* [The task]:
Please give back the records line for line, starting at the line that contains "text: 月: 1.00: [1249, 5, 1308, 23]" and ending at the end of the records, leaving out the pictures.

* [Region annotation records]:
*-*-*

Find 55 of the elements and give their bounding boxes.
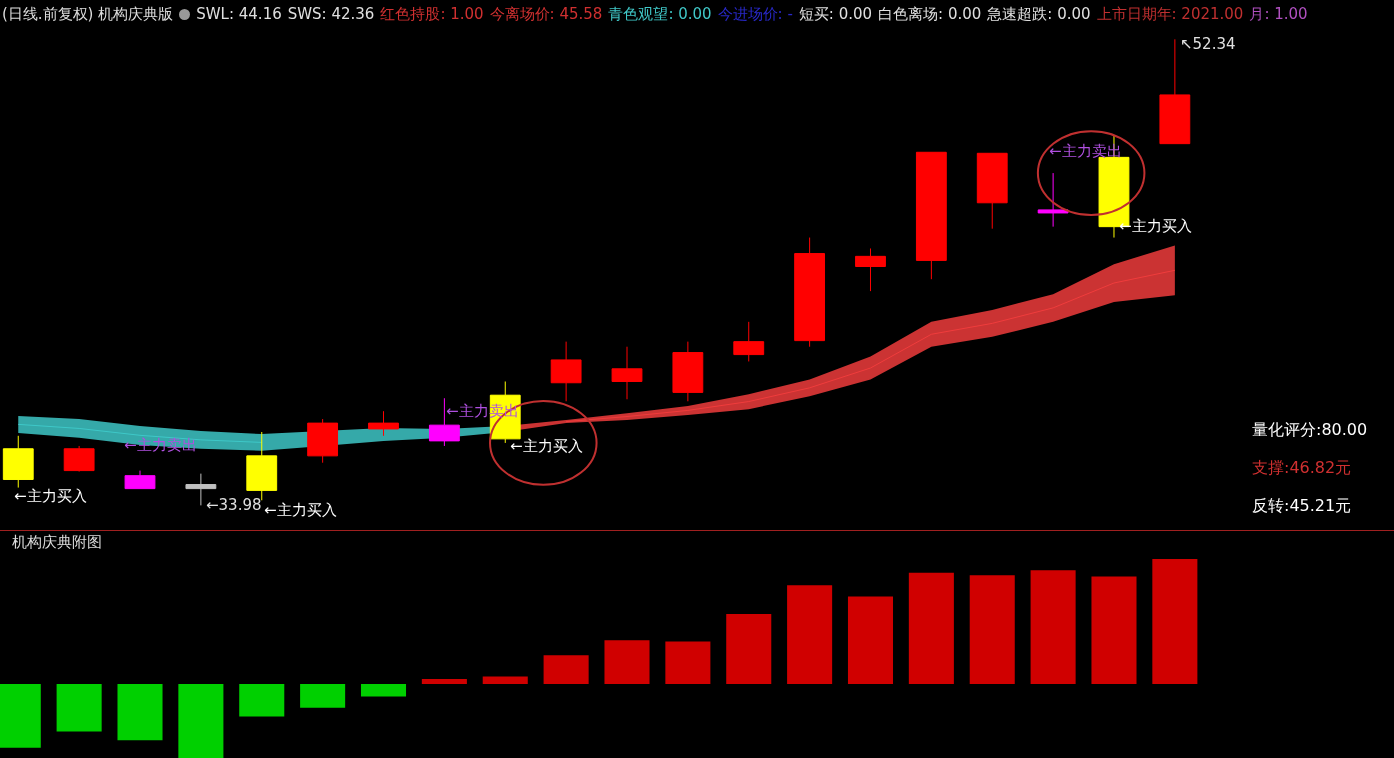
text: 月: 1.00: [1249, 5, 1308, 23]
chart-title: 机构庆典附图: [12, 533, 102, 552]
bar: [665, 641, 711, 684]
text: 急速超跌: 0.00: [987, 5, 1091, 23]
text: SWL: 44.16: [196, 5, 282, 23]
text: 红色持股: 1.00: [380, 5, 484, 23]
bar: [56, 684, 102, 732]
bar: [300, 684, 346, 708]
annotation: ↖52.34: [1180, 35, 1236, 53]
text: 支撑:46.82元: [1252, 458, 1352, 479]
annotation: ←主力买入: [264, 501, 337, 519]
text: 白色离场: 0.00: [878, 5, 982, 23]
bar: [178, 684, 224, 758]
candlestick: [915, 151, 947, 280]
bar: [421, 679, 467, 684]
bar: [360, 684, 407, 697]
candlestick: [794, 237, 826, 348]
candlestick: [63, 445, 95, 473]
text: 短买: 0.00: [798, 5, 873, 23]
text: 今进场价: -: [717, 5, 793, 23]
text: 反转:45.21元: [1252, 496, 1352, 517]
bar: [543, 655, 589, 684]
bar: [908, 572, 954, 684]
candlestick: [2, 435, 34, 489]
candlestick: [611, 346, 643, 400]
bar: [1091, 576, 1137, 684]
candlestick: [733, 321, 765, 362]
candlestick: [672, 341, 704, 402]
bar: [117, 684, 163, 741]
bar: [847, 596, 894, 684]
bar: [604, 640, 650, 684]
text: 量化评分:80.00: [1252, 420, 1368, 441]
text: 今离场价: 45.58: [489, 5, 603, 23]
bar: [969, 575, 1015, 684]
text: 上市日期年: 2021.00: [1096, 5, 1244, 23]
text: 青色观望: 0.00: [608, 5, 712, 23]
bar: [239, 684, 285, 717]
annotation: ←33.98: [206, 496, 262, 514]
bar: [1152, 559, 1198, 684]
candlestick: [1037, 172, 1069, 228]
candlestick: [428, 397, 460, 447]
chart-title: (日线.前复权) 机构庆典版: [2, 5, 174, 23]
candlestick: [307, 418, 339, 464]
candlestick: [124, 470, 156, 490]
bar: [726, 614, 772, 684]
bar: [787, 585, 833, 684]
annotation: ←主力买入: [510, 437, 583, 455]
annotation: ←主力买入: [14, 487, 87, 505]
candlestick: [550, 341, 582, 402]
candlestick: [855, 247, 886, 292]
candlestick: [368, 410, 399, 437]
candlestick: [976, 152, 1008, 230]
bar: [482, 676, 528, 684]
text: SWS: 42.36: [287, 5, 375, 23]
bar: [1030, 570, 1076, 684]
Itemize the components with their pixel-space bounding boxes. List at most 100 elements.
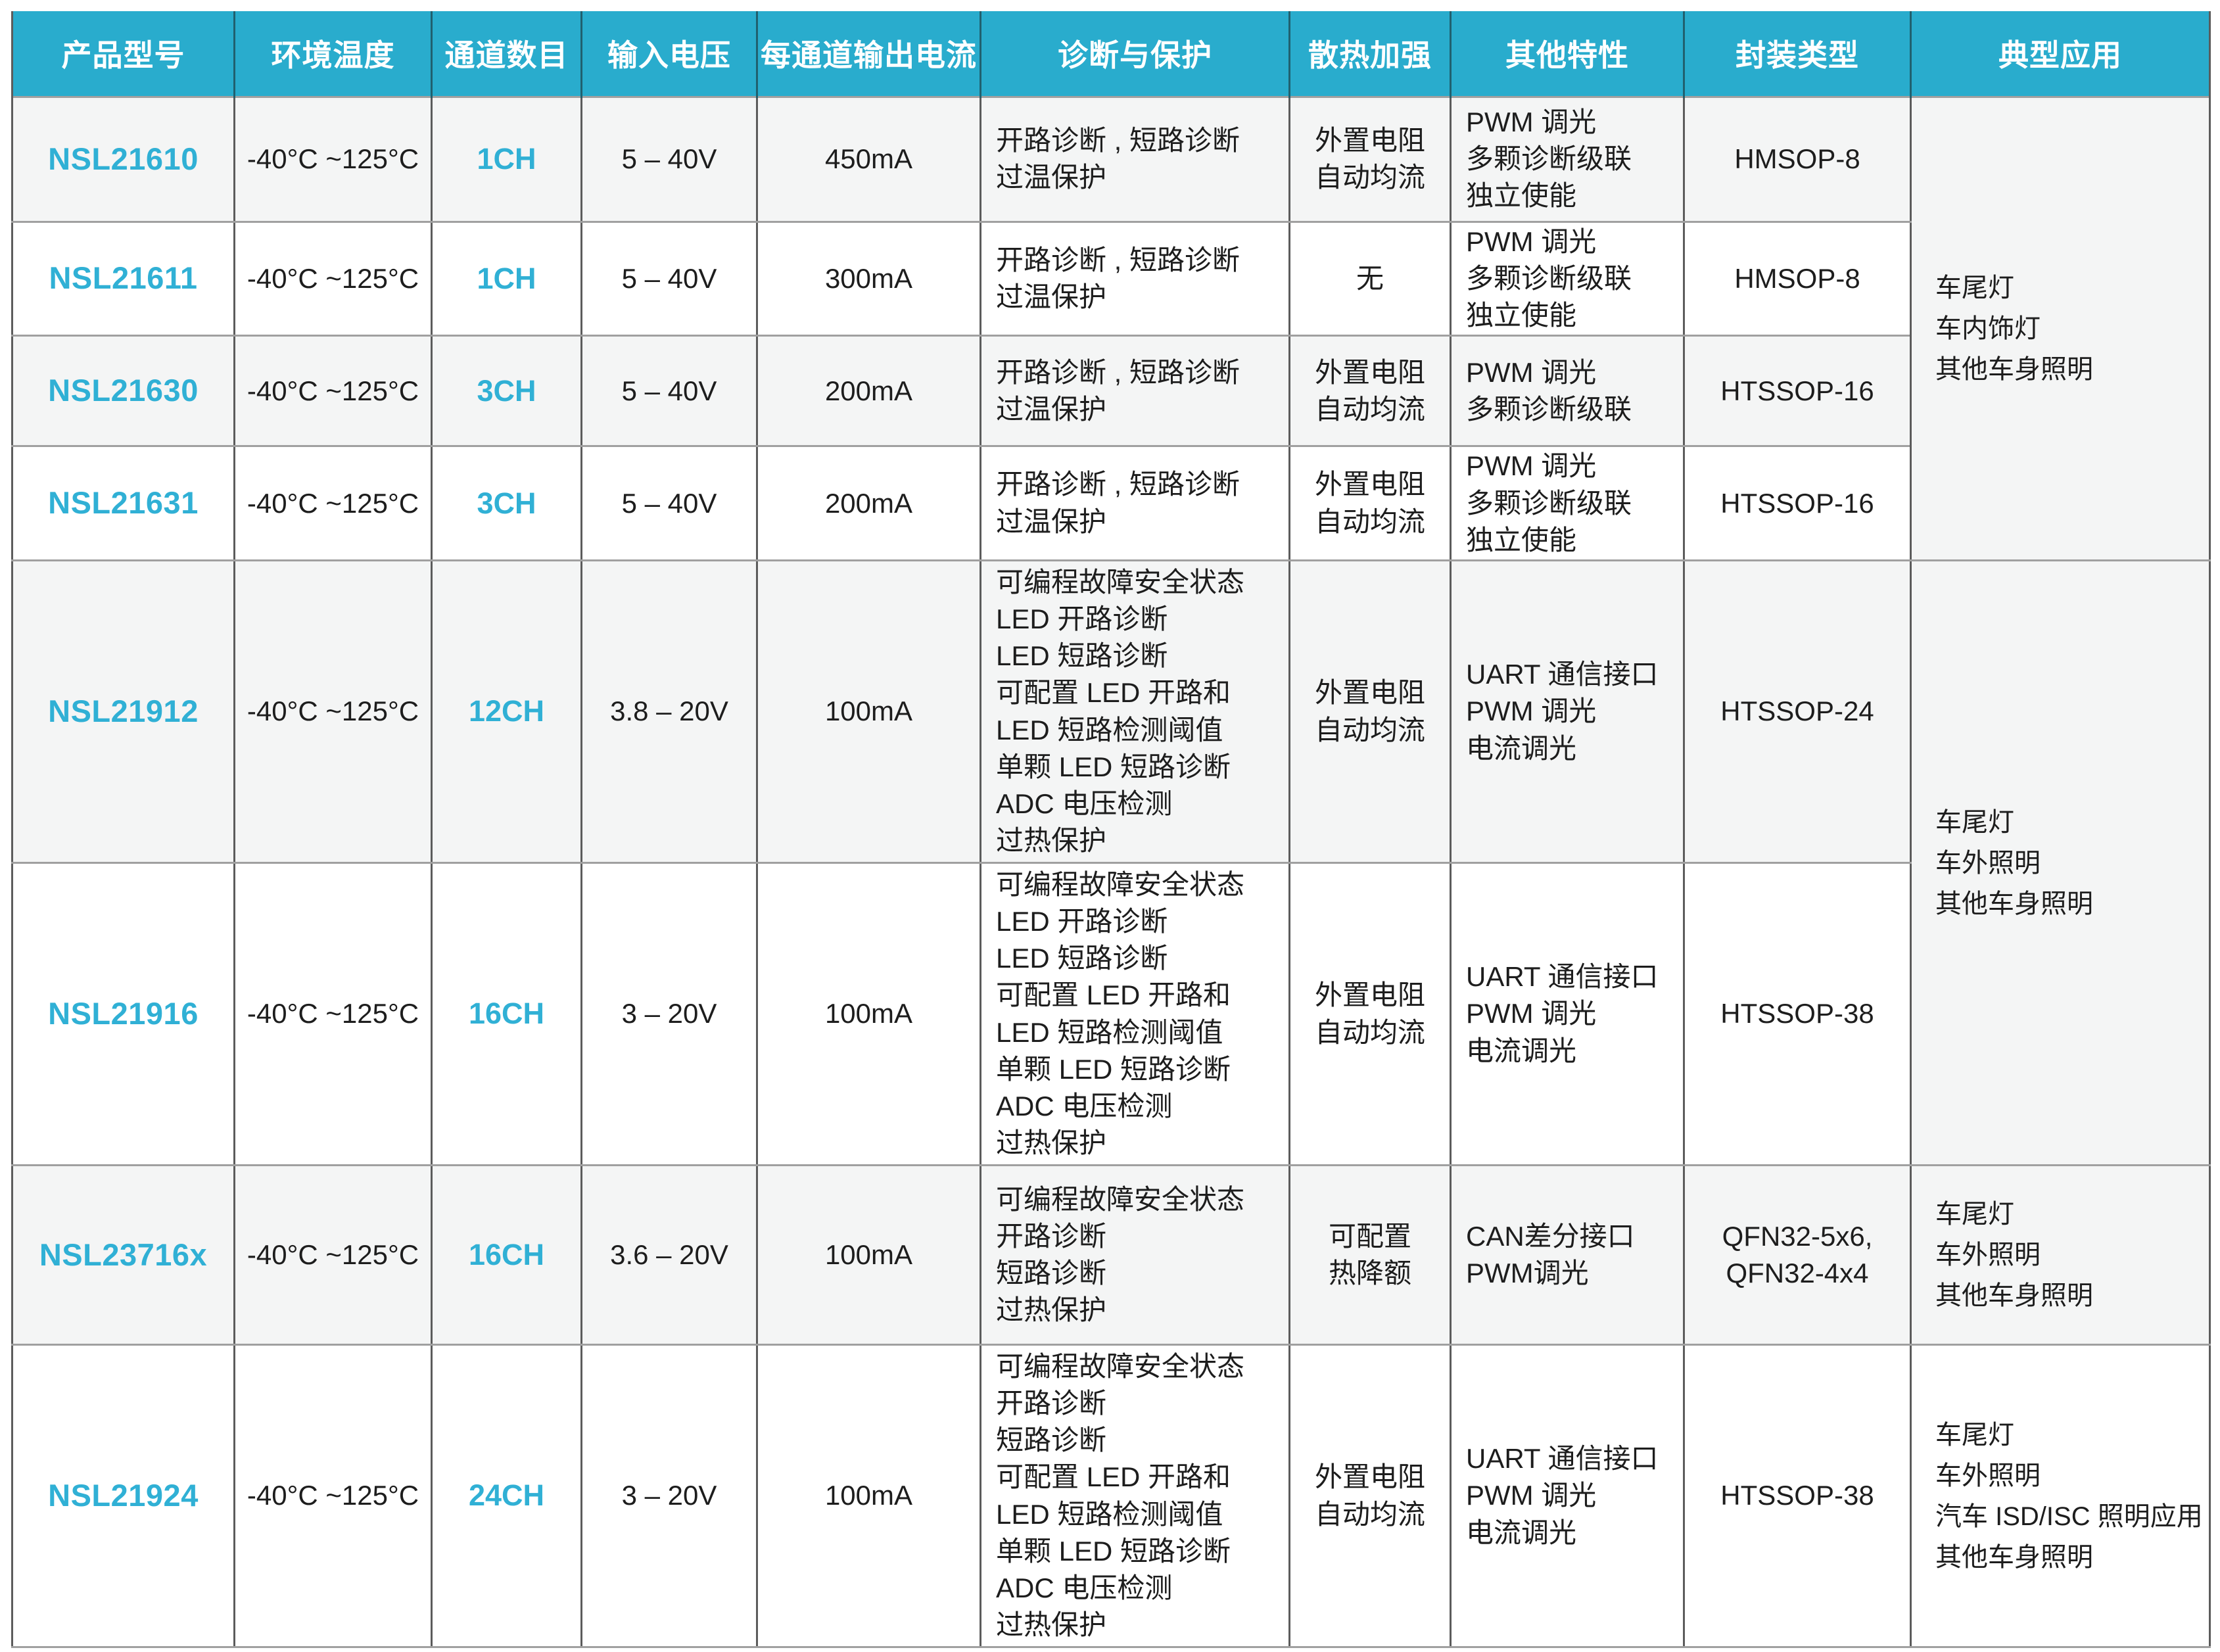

*-*-*

* [Output of the exercise]:
text: 月: 1.00: [1249, 5, 1308, 23]
chart-title: 机构庆典附图: [12, 533, 102, 552]
bar: [665, 641, 711, 684]
text: 急速超跌: 0.00: [987, 5, 1091, 23]
text: SWL: 44.16: [196, 5, 282, 23]
text: 红色持股: 1.00: [380, 5, 484, 23]
bar: [56, 684, 102, 732]
bar: [300, 684, 346, 708]
annotation: ↖52.34: [1180, 35, 1236, 53]
text: 支撑:46.82元: [1252, 458, 1352, 479]
annotation: ←主力买入: [264, 501, 337, 519]
text: 白色离场: 0.00: [878, 5, 982, 23]
bar: [178, 684, 224, 758]
candlestick: [915, 151, 947, 280]
bar: [421, 679, 467, 684]
bar: [360, 684, 407, 697]
candlestick: [794, 237, 826, 348]
candlestick: [63, 445, 95, 473]
text: 短买: 0.00: [798, 5, 873, 23]
text: 今进场价: -: [717, 5, 793, 23]
text: 反转:45.21元: [1252, 496, 1352, 517]
bar: [543, 655, 589, 684]
bar: [908, 572, 954, 684]
candlestick: [2, 435, 34, 489]
candlestick: [611, 346, 643, 400]
bar: [1091, 576, 1137, 684]
candlestick: [733, 321, 765, 362]
candlestick: [672, 341, 704, 402]
bar: [117, 684, 163, 741]
bar: [847, 596, 894, 684]
bar: [604, 640, 650, 684]
text: 量化评分:80.00: [1252, 420, 1368, 441]
text: 今离场价: 45.58: [489, 5, 603, 23]
bar: [969, 575, 1015, 684]
text: 上市日期年: 2021.00: [1096, 5, 1244, 23]
text: 青色观望: 0.00: [608, 5, 712, 23]
bar: [239, 684, 285, 717]
annotation: ←33.98: [206, 496, 262, 514]
bar: [1152, 559, 1198, 684]
candlestick: [1037, 172, 1069, 228]
candlestick: [428, 397, 460, 447]
chart-title: (日线.前复权) 机构庆典版: [2, 5, 174, 23]
candlestick: [307, 418, 339, 464]
candlestick: [124, 470, 156, 490]
bar: [726, 614, 772, 684]
bar: [787, 585, 833, 684]
annotation: ←主力买入: [510, 437, 583, 455]
annotation: ←主力买入: [14, 487, 87, 505]
candlestick: [550, 341, 582, 402]
candlestick: [855, 247, 886, 292]
candlestick: [368, 410, 399, 437]
candlestick: [976, 152, 1008, 230]
bar: [482, 676, 528, 684]
text: SWS: 42.36: [287, 5, 375, 23]
bar: [1030, 570, 1076, 684]
Itemize the components with their pixel-space bounding boxes. List at most 100 elements.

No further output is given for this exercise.